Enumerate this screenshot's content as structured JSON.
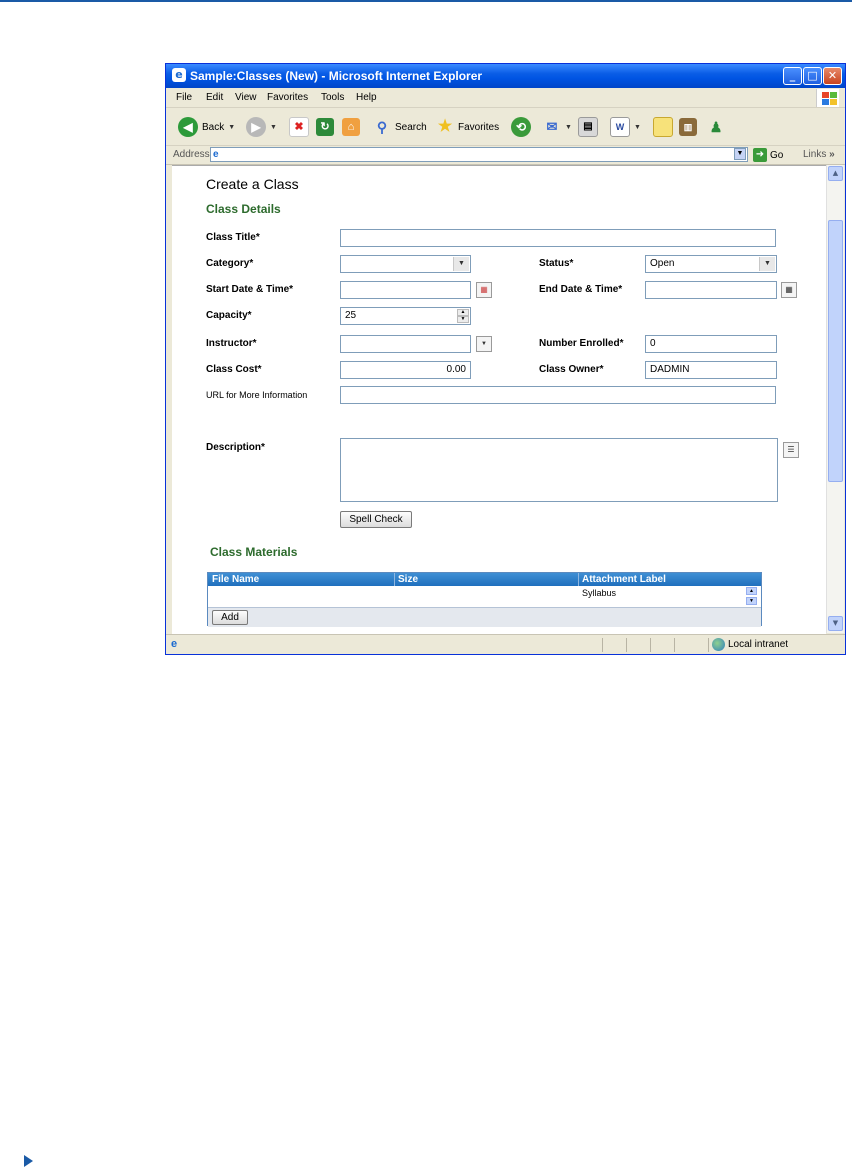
{
  "window": {
    "title": "Sample:Classes (New) - Microsoft Internet Explorer",
    "minimize": "_",
    "maximize": "□",
    "close": "✕"
  },
  "menu": [
    "File",
    "Edit",
    "View",
    "Favorites",
    "Tools",
    "Help"
  ],
  "toolbar": {
    "back_label": "Back",
    "search_label": "Search",
    "favorites_label": "Favorites"
  },
  "address": {
    "label": "Address",
    "value": "",
    "go_label": "Go",
    "links_label": "Links"
  },
  "form": {
    "heading": "Create a Class",
    "section_details": "Class Details",
    "class_title": {
      "label": "Class Title*",
      "value": ""
    },
    "category": {
      "label": "Category*",
      "value": ""
    },
    "status": {
      "label": "Status*",
      "value": "Open"
    },
    "start_date": {
      "label": "Start Date & Time*",
      "value": ""
    },
    "end_date": {
      "label": "End Date & Time*",
      "value": ""
    },
    "capacity": {
      "label": "Capacity*",
      "value": "25"
    },
    "instructor": {
      "label": "Instructor*",
      "value": ""
    },
    "number_enrolled": {
      "label": "Number Enrolled*",
      "value": "0"
    },
    "class_cost": {
      "label": "Class Cost*",
      "value": "0.00"
    },
    "class_owner": {
      "label": "Class Owner*",
      "value": "DADMIN"
    },
    "url": {
      "label": "URL for More Information",
      "value": ""
    },
    "description": {
      "label": "Description*",
      "value": ""
    },
    "spell_check": "Spell Check"
  },
  "materials": {
    "heading": "Class Materials",
    "columns": [
      "File Name",
      "Size",
      "Attachment Label"
    ],
    "rows": [
      {
        "file_name": "",
        "size": "",
        "label": "Syllabus"
      }
    ],
    "add_label": "Add"
  },
  "status_bar": {
    "zone": "Local intranet"
  },
  "colors": {
    "accent_rule": "#1a5aa6",
    "section_green": "#2d6b2d",
    "titlebar_blue": "#0054e3",
    "grid_header": "#1f6fbd"
  }
}
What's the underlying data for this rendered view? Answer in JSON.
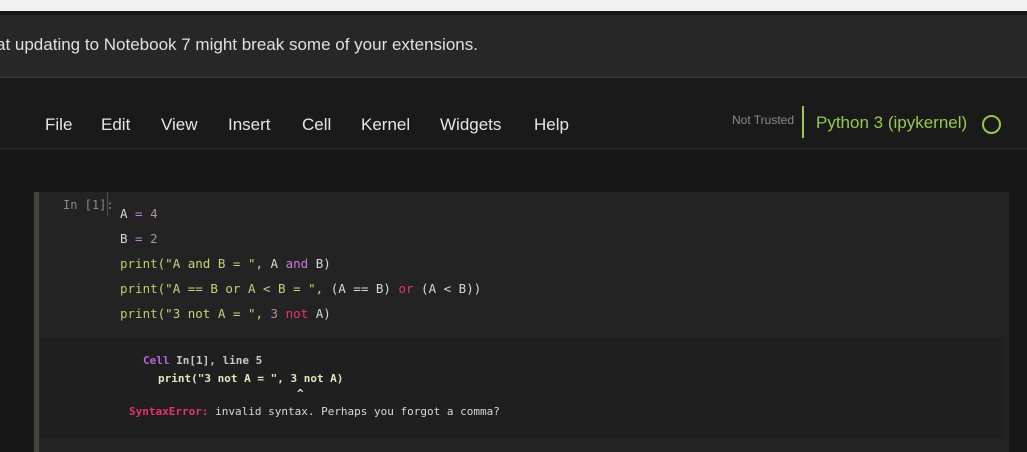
{
  "banner": {
    "text": "at updating to Notebook 7 might break some of your extensions."
  },
  "menu": {
    "items": [
      "File",
      "Edit",
      "View",
      "Insert",
      "Cell",
      "Kernel",
      "Widgets",
      "Help"
    ]
  },
  "status": {
    "trust": "Not Trusted",
    "kernel": "Python 3 (ipykernel)"
  },
  "cell": {
    "prompt": "In [1]:",
    "lines": [
      {
        "t1": "A",
        "t2": " = ",
        "t3": "4"
      },
      {
        "t1": "B",
        "t2": " = ",
        "t3": "2"
      },
      {
        "t1": "print",
        "t2": "(\"A and B = \", ",
        "t3": "A ",
        "t4": "and",
        "t5": " B)"
      },
      {
        "t1": "print",
        "t2": "(\"A == B or A < B = \", ",
        "t3": "(A == B) ",
        "t4": "or",
        "t5": " (A < B))"
      },
      {
        "t1": "print",
        "t2": "(\"3 not A = \", ",
        "t3": "3 ",
        "t4": "not",
        "t5": " A)"
      }
    ]
  },
  "output": {
    "cell_label": "Cell",
    "cell_ref": " In[1], line 5",
    "code": "print(\"3 not A = \", 3 not A)",
    "caret": "^",
    "error_name": "SyntaxError:",
    "error_msg": " invalid syntax. Perhaps you forgot a comma?"
  },
  "colors": {
    "kernel_accent": "#97c94a",
    "error": "#e8346b",
    "background": "#181818"
  }
}
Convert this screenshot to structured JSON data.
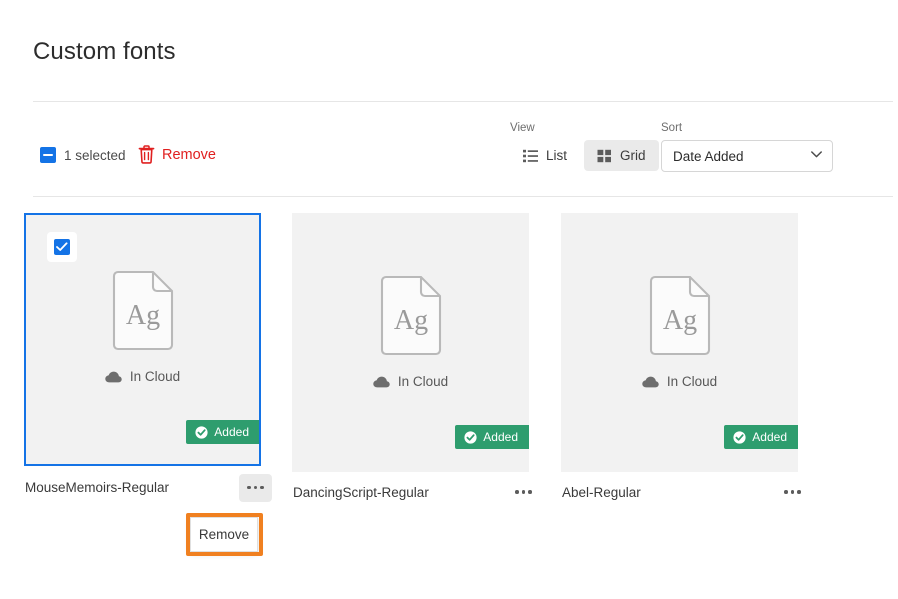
{
  "page": {
    "title": "Custom fonts"
  },
  "toolbar": {
    "selection": {
      "checkbox_icon": "checkbox-indeterminate-icon",
      "label": "1 selected"
    },
    "remove": {
      "icon": "trash-icon",
      "label": "Remove",
      "color": "#e02020"
    },
    "view": {
      "label": "View",
      "options": [
        {
          "id": "list",
          "label": "List",
          "icon": "list-view-icon",
          "active": false
        },
        {
          "id": "grid",
          "label": "Grid",
          "icon": "grid-view-icon",
          "active": true
        }
      ]
    },
    "sort": {
      "label": "Sort",
      "value": "Date Added",
      "chevron_icon": "chevron-down-icon"
    }
  },
  "cards": [
    {
      "name": "MouseMemoirs-Regular",
      "selected": true,
      "checkbox_icon": "checkbox-checked-icon",
      "preview_glyphs": "Ag",
      "status": {
        "icon": "cloud-icon",
        "label": "In Cloud"
      },
      "badge": {
        "icon": "check-circle-icon",
        "label": "Added",
        "color": "#2e9d6e"
      },
      "more_icon": "more-options-icon",
      "more_active": true
    },
    {
      "name": "DancingScript-Regular",
      "selected": false,
      "preview_glyphs": "Ag",
      "status": {
        "icon": "cloud-icon",
        "label": "In Cloud"
      },
      "badge": {
        "icon": "check-circle-icon",
        "label": "Added",
        "color": "#2e9d6e"
      },
      "more_icon": "more-options-icon",
      "more_active": false
    },
    {
      "name": "Abel-Regular",
      "selected": false,
      "preview_glyphs": "Ag",
      "status": {
        "icon": "cloud-icon",
        "label": "In Cloud"
      },
      "badge": {
        "icon": "check-circle-icon",
        "label": "Added",
        "color": "#2e9d6e"
      },
      "more_icon": "more-options-icon",
      "more_active": false
    }
  ],
  "context_menu": {
    "items": [
      {
        "label": "Remove"
      }
    ],
    "highlight_color": "#f08020"
  }
}
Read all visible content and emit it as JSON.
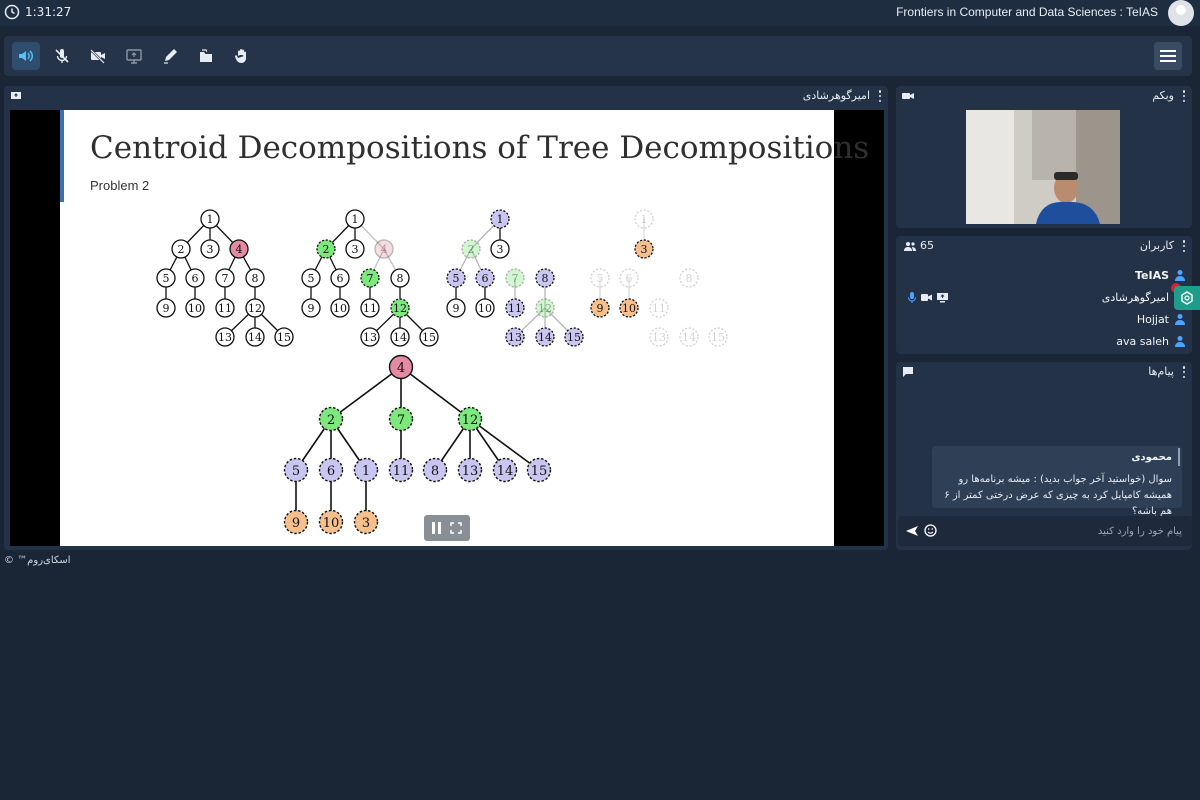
{
  "topbar": {
    "time": "1:31:27",
    "conference_title": "Frontiers in Computer and Data Sciences : TeIAS"
  },
  "toolbar": {
    "tools": [
      "speaker-icon",
      "mic-muted-icon",
      "camera-off-icon",
      "screen-share-icon",
      "pen-icon",
      "files-icon",
      "raise-hand-icon"
    ],
    "menu": "hamburger-icon"
  },
  "presentation": {
    "panel_title": "امیرگوهرشادی",
    "slide_title": "Centroid Decompositions of Tree Decompositions",
    "slide_subtitle": "Problem 2",
    "colors": {
      "pink": "#e58aa3",
      "green": "#7ee87e",
      "blue": "#c9c7f2",
      "orange": "#f6c08e",
      "accent": "#3c6fb0"
    }
  },
  "webcam": {
    "panel_title": "وبکم"
  },
  "users": {
    "panel_title": "کاربران",
    "count": "65",
    "list": [
      "TeIAS",
      "امیرگوهرشادی",
      "Hojjat",
      "ava saleh"
    ]
  },
  "messages": {
    "panel_title": "پیام‌ها",
    "items": [
      {
        "author": "محمودی",
        "text": "سوال (خواستید آخر جواب بدید) : میشه برنامه‌ها رو همیشه کامپایل کرد به چیزی که عرض درختی کمتر از ۶ هم باشه؟"
      }
    ],
    "input_placeholder": "پیام خود را وارد کنید"
  },
  "footer": {
    "brand": "اسکای‌روم™ ©"
  }
}
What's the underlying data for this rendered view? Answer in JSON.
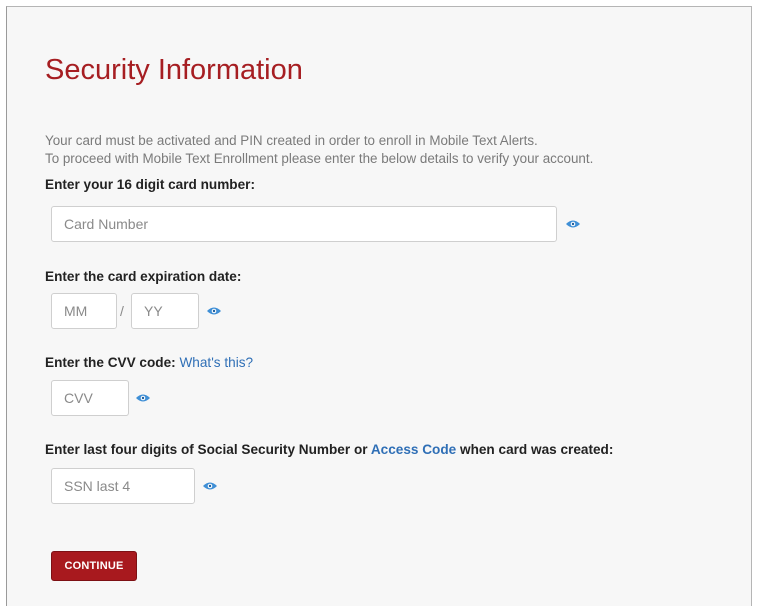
{
  "page": {
    "title": "Security Information",
    "intro_line1": "Your card must be activated and PIN created in order to enroll in Mobile Text Alerts.",
    "intro_line2": "To proceed with Mobile Text Enrollment please enter the below details to verify your account."
  },
  "card_number": {
    "label": "Enter your 16 digit card number:",
    "placeholder": "Card Number"
  },
  "expiration": {
    "label": "Enter the card expiration date:",
    "month_placeholder": "MM",
    "separator": "/",
    "year_placeholder": "YY"
  },
  "cvv": {
    "label": "Enter the CVV code:",
    "help_link": "What's this?",
    "placeholder": "CVV"
  },
  "ssn": {
    "label_prefix": "Enter last four digits of Social Security Number or",
    "access_code_link": "Access Code",
    "label_suffix": "when card was created:",
    "placeholder": "SSN last 4"
  },
  "actions": {
    "continue_label": "CONTINUE"
  },
  "icons": {
    "reveal": "eye-icon"
  },
  "colors": {
    "title": "#a61e22",
    "link": "#2f6fb6",
    "button": "#a8191e",
    "eye": "#3f8fd6"
  }
}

○ ○ ○ ○ ○

Exercise task.
From the entries, copy out each line containing the word "Security".

Problem solution.
    "title": "Security Information",
    "label_prefix": "Enter last four digits of Social Security Number or",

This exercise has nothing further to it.